[Data tied to figure images]

◇ ◇ ◇ ◇ ◇ ◇ ◇

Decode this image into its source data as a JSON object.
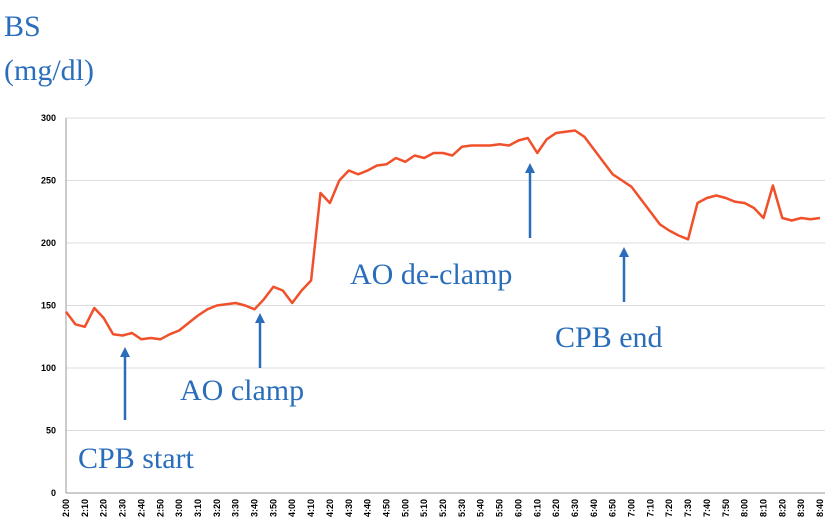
{
  "chart_data": {
    "type": "line",
    "y_label": [
      "BS",
      "(mg/dl)"
    ],
    "categories": [
      "2:00",
      null,
      "2:10",
      null,
      "2:20",
      null,
      "2:30",
      null,
      "2:40",
      null,
      "2:50",
      null,
      "3:00",
      null,
      "3:10",
      null,
      "3:20",
      null,
      "3:30",
      null,
      "3:40",
      null,
      "3:50",
      null,
      "4:00",
      null,
      "4:10",
      null,
      "4:20",
      null,
      "4:30",
      null,
      "4:40",
      null,
      "4:50",
      null,
      "5:00",
      null,
      "5:10",
      null,
      "5:20",
      null,
      "5:30",
      null,
      "5:40",
      null,
      "5:50",
      null,
      "6:00",
      null,
      "6:10",
      null,
      "6:20",
      null,
      "6:30",
      null,
      "6:40",
      null,
      "6:50",
      null,
      "7:00",
      null,
      "7:10",
      null,
      "7:20",
      null,
      "7:30",
      null,
      "7:40",
      null,
      "7:50",
      null,
      "8:00",
      null,
      "8:10",
      null,
      "8:20",
      null,
      "8:30",
      null,
      "8:40"
    ],
    "values": [
      145,
      135,
      133,
      148,
      140,
      127,
      126,
      128,
      123,
      124,
      123,
      127,
      130,
      136,
      142,
      147,
      150,
      151,
      152,
      150,
      147,
      155,
      165,
      162,
      152,
      162,
      170,
      240,
      232,
      250,
      258,
      255,
      258,
      262,
      263,
      268,
      265,
      270,
      268,
      272,
      272,
      270,
      277,
      278,
      278,
      278,
      279,
      278,
      282,
      284,
      272,
      283,
      288,
      289,
      290,
      285,
      275,
      265,
      255,
      250,
      245,
      235,
      225,
      215,
      210,
      206,
      203,
      232,
      236,
      238,
      236,
      233,
      232,
      228,
      220,
      246,
      220,
      218,
      220,
      219,
      220
    ],
    "color": "#f0502a",
    "ylim": [
      0,
      300
    ],
    "yticks": [
      0,
      50,
      100,
      150,
      200,
      250,
      300
    ],
    "grid": true,
    "annotations": [
      "CPB start",
      "AO clamp",
      "AO de-clamp",
      "CPB end"
    ]
  }
}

◇ ◇ ◇ ◇ ◇ ◇ ◇

SET PROBLEM:
Repeat the material above word for word and skip every image in it.

THE REPLY:
Decode this image into its source data as a JSON object.
{
  "chart_data": {
    "type": "line",
    "y_label": [
      "BS",
      "(mg/dl)"
    ],
    "categories": [
      "2:00",
      null,
      "2:10",
      null,
      "2:20",
      null,
      "2:30",
      null,
      "2:40",
      null,
      "2:50",
      null,
      "3:00",
      null,
      "3:10",
      null,
      "3:20",
      null,
      "3:30",
      null,
      "3:40",
      null,
      "3:50",
      null,
      "4:00",
      null,
      "4:10",
      null,
      "4:20",
      null,
      "4:30",
      null,
      "4:40",
      null,
      "4:50",
      null,
      "5:00",
      null,
      "5:10",
      null,
      "5:20",
      null,
      "5:30",
      null,
      "5:40",
      null,
      "5:50",
      null,
      "6:00",
      null,
      "6:10",
      null,
      "6:20",
      null,
      "6:30",
      null,
      "6:40",
      null,
      "6:50",
      null,
      "7:00",
      null,
      "7:10",
      null,
      "7:20",
      null,
      "7:30",
      null,
      "7:40",
      null,
      "7:50",
      null,
      "8:00",
      null,
      "8:10",
      null,
      "8:20",
      null,
      "8:30",
      null,
      "8:40"
    ],
    "values": [
      145,
      135,
      133,
      148,
      140,
      127,
      126,
      128,
      123,
      124,
      123,
      127,
      130,
      136,
      142,
      147,
      150,
      151,
      152,
      150,
      147,
      155,
      165,
      162,
      152,
      162,
      170,
      240,
      232,
      250,
      258,
      255,
      258,
      262,
      263,
      268,
      265,
      270,
      268,
      272,
      272,
      270,
      277,
      278,
      278,
      278,
      279,
      278,
      282,
      284,
      272,
      283,
      288,
      289,
      290,
      285,
      275,
      265,
      255,
      250,
      245,
      235,
      225,
      215,
      210,
      206,
      203,
      232,
      236,
      238,
      236,
      233,
      232,
      228,
      220,
      246,
      220,
      218,
      220,
      219,
      220
    ],
    "color": "#f0502a",
    "ylim": [
      0,
      300
    ],
    "yticks": [
      0,
      50,
      100,
      150,
      200,
      250,
      300
    ],
    "grid": true,
    "annotations": [
      "CPB start",
      "AO clamp",
      "AO de-clamp",
      "CPB end"
    ]
  }
}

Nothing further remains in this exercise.